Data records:
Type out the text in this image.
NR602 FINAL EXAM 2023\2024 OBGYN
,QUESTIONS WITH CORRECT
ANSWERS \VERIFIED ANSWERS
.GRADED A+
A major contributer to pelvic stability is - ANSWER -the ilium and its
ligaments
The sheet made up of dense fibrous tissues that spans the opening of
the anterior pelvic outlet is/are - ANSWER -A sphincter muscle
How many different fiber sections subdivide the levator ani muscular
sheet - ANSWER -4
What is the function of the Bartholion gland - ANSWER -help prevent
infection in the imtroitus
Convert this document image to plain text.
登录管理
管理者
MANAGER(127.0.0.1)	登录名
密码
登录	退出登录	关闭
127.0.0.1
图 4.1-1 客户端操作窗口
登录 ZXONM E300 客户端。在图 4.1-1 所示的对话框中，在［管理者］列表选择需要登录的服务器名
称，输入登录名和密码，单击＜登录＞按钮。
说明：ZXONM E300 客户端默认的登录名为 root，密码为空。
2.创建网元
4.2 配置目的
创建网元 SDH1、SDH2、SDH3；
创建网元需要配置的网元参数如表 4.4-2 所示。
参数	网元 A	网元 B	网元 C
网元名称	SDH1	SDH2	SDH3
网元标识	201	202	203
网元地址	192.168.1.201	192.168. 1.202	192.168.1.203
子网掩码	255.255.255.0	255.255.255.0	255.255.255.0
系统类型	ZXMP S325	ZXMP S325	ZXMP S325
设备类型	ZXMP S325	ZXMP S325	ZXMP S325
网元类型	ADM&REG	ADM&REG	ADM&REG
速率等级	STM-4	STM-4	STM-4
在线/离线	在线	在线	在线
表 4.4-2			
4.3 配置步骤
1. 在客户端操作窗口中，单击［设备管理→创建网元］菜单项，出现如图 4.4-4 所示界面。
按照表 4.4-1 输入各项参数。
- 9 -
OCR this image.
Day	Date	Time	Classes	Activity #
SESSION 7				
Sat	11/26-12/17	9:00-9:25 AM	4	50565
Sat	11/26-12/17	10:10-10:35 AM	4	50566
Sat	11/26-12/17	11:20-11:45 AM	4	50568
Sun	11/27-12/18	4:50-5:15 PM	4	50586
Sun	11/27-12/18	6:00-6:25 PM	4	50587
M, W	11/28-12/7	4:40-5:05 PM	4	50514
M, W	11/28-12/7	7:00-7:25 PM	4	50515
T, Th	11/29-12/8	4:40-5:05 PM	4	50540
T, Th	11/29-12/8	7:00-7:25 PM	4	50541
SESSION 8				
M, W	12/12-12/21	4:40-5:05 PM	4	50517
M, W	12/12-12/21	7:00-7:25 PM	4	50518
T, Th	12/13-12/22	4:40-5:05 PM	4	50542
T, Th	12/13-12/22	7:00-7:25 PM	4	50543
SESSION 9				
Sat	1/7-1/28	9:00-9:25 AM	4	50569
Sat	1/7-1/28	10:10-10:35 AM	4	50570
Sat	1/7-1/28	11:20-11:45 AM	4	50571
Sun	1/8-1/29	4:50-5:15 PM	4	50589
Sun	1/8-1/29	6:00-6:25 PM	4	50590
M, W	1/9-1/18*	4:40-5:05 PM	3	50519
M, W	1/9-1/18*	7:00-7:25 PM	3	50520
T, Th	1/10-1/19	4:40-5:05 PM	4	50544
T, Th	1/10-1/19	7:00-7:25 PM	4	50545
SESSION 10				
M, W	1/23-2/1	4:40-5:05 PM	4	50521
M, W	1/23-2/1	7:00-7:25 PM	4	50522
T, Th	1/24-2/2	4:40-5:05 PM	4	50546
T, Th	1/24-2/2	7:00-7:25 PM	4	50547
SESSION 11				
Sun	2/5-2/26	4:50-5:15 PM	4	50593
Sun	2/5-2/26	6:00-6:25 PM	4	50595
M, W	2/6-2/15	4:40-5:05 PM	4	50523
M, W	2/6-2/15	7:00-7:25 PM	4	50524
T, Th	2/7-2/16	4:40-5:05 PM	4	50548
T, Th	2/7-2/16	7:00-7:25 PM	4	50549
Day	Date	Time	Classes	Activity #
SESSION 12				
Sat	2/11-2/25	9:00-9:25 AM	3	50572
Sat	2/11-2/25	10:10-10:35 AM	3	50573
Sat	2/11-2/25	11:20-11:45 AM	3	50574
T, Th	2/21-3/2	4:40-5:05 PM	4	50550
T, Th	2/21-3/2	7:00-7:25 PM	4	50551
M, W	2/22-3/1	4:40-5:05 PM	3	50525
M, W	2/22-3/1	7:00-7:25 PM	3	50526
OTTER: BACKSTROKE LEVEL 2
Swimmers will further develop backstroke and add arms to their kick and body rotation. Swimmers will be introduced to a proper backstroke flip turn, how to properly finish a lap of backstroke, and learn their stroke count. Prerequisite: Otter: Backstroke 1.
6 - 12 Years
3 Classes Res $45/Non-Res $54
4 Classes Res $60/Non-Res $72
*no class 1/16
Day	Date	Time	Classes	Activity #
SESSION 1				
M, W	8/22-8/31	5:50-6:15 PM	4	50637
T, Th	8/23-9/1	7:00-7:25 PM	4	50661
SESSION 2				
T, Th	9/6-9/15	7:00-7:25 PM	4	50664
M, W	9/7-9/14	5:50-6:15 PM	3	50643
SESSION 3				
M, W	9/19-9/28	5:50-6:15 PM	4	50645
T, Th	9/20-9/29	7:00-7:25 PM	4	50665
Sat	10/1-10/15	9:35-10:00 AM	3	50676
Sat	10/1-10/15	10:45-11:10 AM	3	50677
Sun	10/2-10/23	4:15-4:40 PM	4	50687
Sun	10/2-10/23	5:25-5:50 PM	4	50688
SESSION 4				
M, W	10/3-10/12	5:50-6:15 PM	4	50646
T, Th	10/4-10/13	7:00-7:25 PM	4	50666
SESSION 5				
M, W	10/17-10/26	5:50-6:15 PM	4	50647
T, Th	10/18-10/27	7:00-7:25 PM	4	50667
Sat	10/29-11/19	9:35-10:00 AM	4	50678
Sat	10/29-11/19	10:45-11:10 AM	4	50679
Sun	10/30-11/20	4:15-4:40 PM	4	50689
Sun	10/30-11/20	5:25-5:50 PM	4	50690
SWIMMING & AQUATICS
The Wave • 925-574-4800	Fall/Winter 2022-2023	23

Set task:
Search the entries for the word "SESSION", then list each line that holds it.

Written solution:
SESSION 7				
SESSION 8				
SESSION 9				
SESSION 10				
SESSION 11				
SESSION 12				
SESSION 1				
SESSION 2				
SESSION 3				
SESSION 4				
SESSION 5				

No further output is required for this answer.